SHORT EXERCISE:
Gather from the material every line that contains the string "name".

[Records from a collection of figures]
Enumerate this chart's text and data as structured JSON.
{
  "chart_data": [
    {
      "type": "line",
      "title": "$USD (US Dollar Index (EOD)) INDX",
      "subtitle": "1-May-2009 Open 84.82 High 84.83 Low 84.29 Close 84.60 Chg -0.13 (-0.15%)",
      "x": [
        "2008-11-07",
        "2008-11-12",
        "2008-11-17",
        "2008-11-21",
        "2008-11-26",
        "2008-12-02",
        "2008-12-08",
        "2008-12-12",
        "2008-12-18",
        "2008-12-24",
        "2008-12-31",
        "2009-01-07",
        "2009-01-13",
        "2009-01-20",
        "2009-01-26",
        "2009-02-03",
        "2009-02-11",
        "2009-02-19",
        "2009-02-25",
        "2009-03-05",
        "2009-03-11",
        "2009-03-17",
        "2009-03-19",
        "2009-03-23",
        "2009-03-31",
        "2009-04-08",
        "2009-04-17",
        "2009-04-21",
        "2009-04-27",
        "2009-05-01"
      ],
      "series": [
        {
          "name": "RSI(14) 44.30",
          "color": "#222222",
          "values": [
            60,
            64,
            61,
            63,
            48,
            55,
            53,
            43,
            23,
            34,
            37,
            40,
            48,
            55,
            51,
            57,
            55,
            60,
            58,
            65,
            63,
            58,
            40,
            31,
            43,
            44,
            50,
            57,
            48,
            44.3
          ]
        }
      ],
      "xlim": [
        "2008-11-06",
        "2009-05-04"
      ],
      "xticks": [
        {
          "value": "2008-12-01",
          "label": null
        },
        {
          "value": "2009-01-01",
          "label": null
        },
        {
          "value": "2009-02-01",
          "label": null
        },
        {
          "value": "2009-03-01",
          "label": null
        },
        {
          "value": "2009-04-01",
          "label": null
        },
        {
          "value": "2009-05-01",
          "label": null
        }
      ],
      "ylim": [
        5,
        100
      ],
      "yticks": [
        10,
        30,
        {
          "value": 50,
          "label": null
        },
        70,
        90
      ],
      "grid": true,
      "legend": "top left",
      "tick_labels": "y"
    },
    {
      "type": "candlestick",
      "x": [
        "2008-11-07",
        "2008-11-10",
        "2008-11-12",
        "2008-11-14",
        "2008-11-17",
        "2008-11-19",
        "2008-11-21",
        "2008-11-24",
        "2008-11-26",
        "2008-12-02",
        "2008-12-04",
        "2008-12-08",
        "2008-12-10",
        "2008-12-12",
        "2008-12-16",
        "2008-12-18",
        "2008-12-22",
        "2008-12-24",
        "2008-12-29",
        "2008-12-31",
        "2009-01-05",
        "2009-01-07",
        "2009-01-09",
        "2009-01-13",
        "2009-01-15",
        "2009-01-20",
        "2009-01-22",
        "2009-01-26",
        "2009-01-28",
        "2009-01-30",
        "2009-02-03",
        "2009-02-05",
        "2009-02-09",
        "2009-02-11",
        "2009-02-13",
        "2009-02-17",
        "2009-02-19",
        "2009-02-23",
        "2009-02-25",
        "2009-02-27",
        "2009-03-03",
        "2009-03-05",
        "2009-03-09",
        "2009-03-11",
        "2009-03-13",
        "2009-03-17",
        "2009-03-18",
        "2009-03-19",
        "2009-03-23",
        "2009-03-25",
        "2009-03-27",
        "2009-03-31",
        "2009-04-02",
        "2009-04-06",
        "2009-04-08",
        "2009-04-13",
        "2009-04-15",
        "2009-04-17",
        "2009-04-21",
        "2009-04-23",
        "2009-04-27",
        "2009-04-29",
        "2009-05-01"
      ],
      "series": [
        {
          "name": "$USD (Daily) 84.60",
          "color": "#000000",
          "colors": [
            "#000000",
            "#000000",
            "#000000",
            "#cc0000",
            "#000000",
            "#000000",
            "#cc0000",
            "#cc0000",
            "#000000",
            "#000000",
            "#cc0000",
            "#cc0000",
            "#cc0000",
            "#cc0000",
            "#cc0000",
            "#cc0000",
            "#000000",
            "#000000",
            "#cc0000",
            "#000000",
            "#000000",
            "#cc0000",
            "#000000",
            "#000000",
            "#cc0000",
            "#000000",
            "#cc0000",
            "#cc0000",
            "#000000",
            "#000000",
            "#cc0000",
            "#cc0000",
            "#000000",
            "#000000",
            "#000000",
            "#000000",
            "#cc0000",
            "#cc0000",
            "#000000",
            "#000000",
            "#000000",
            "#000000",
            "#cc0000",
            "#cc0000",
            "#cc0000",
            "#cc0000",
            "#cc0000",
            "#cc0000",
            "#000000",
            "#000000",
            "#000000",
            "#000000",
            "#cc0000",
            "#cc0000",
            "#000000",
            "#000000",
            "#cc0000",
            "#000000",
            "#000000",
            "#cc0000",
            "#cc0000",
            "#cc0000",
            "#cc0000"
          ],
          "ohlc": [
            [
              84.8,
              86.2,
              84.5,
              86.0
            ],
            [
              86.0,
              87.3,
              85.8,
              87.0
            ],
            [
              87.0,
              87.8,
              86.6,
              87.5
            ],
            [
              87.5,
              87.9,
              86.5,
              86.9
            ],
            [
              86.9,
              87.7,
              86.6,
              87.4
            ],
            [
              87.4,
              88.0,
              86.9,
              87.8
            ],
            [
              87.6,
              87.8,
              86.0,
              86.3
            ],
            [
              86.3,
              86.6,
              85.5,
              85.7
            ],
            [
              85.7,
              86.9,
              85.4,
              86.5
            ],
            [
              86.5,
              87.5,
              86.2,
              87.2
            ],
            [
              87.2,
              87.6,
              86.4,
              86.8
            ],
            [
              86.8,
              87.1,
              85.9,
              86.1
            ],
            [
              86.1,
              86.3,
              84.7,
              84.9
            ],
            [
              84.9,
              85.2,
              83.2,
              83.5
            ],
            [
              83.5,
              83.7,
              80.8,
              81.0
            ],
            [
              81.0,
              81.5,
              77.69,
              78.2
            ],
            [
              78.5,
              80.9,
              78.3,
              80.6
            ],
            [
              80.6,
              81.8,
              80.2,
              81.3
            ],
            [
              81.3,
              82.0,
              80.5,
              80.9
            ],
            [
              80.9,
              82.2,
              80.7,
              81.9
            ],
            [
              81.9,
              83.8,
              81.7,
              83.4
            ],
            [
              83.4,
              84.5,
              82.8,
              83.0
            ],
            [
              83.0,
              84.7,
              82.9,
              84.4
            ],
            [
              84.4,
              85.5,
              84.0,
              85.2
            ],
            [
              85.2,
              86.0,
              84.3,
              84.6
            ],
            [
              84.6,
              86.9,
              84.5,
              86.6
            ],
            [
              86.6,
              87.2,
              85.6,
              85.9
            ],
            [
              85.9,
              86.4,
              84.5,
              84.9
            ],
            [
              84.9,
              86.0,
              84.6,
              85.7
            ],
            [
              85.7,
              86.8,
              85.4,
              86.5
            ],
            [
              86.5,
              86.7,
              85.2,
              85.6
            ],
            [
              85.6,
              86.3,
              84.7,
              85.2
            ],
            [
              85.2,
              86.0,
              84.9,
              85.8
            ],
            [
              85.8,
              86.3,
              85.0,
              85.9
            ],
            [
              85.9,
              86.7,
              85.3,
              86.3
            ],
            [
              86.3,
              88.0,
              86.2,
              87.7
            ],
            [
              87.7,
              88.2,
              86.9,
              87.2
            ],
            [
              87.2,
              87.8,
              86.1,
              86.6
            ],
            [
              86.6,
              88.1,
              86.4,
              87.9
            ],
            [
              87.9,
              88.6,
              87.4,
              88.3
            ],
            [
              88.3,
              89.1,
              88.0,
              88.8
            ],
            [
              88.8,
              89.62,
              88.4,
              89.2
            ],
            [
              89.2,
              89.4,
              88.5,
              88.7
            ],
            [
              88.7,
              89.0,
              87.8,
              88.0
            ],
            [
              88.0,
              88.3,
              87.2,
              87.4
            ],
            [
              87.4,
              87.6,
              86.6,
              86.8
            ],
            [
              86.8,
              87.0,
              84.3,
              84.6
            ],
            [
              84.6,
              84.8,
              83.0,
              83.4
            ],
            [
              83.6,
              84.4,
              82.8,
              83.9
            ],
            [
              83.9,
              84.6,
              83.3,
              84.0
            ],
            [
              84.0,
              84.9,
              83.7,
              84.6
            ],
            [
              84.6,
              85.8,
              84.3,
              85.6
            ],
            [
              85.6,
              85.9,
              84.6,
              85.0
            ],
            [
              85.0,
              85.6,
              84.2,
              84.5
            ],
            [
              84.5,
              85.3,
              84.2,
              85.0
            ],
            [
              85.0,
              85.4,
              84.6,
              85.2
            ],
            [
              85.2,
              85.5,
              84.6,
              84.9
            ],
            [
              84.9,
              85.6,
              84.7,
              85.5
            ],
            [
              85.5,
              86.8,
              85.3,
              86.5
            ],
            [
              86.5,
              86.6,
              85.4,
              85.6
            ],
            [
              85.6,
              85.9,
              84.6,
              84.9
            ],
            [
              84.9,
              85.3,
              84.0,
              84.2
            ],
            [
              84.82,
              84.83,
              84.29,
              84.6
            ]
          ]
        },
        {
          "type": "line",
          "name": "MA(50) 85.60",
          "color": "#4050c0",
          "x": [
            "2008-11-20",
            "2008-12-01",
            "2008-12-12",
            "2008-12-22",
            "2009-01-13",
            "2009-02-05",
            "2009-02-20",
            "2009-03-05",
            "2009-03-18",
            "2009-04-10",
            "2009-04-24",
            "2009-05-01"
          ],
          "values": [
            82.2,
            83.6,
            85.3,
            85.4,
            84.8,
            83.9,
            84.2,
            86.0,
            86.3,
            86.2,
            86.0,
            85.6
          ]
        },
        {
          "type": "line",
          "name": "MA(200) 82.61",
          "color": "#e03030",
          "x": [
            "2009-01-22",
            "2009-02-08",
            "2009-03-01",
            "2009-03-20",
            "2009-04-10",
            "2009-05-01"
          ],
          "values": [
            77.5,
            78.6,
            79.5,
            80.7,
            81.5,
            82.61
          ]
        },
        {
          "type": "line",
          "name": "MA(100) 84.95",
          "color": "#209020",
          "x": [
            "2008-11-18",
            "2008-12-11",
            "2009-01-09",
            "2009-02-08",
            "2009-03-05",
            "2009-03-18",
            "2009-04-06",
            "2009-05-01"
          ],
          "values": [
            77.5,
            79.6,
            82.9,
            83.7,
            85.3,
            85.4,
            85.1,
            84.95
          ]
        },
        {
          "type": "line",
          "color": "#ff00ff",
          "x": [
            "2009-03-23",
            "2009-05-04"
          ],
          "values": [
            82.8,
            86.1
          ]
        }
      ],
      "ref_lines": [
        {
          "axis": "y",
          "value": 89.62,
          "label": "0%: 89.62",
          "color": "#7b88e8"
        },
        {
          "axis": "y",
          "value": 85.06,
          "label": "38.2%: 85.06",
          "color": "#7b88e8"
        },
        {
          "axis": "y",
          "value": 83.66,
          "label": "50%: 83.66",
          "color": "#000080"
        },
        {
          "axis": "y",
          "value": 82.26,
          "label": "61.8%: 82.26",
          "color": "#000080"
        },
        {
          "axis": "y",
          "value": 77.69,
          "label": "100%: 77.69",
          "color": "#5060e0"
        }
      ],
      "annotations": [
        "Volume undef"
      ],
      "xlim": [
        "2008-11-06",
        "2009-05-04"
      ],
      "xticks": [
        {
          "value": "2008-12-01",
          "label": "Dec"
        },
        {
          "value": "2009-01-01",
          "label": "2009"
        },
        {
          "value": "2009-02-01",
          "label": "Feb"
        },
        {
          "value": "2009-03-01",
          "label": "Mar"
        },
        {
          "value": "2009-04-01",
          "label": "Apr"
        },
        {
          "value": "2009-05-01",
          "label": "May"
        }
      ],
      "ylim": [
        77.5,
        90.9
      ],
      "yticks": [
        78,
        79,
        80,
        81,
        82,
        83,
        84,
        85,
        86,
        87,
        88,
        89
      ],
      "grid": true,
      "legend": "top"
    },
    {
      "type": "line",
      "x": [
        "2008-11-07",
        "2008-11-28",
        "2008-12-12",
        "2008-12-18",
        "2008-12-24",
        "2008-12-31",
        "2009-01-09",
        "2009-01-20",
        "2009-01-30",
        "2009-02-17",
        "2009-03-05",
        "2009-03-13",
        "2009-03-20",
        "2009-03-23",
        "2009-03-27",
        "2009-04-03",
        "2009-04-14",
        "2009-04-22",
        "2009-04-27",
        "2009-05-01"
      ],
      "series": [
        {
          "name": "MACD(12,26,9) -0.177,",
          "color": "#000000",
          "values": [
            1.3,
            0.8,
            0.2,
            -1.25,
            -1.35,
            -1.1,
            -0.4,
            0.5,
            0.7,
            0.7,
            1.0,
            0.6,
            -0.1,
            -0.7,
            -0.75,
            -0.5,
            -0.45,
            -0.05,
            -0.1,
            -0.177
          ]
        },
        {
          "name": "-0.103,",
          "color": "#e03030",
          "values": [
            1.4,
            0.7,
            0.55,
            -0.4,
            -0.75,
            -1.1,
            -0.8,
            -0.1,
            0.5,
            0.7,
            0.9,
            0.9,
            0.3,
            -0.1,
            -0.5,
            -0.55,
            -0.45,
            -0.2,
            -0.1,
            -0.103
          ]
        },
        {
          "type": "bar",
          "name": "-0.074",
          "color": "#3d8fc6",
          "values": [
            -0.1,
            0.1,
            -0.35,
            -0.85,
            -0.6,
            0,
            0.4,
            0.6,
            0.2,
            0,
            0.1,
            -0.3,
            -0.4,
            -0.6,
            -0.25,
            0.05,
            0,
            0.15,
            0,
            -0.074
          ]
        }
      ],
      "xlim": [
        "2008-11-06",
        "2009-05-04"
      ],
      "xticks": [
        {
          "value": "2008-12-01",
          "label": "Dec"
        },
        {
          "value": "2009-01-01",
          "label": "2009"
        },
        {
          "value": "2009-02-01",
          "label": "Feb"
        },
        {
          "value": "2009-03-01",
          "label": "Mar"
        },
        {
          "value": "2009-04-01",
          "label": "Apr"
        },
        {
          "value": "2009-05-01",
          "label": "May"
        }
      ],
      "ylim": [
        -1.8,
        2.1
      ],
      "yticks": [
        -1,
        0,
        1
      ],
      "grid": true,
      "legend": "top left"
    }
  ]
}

SOLVED PROBLEM:
          "name": "RSI(14) 44.30",
          "name": "$USD (Daily) 84.60",
          "name": "MA(50) 85.60",
          "name": "MA(200) 82.61",
          "name": "MA(100) 84.95",
          "name": "MACD(12,26,9) -0.177,",
          "name": "-0.103,",
          "name": "-0.074",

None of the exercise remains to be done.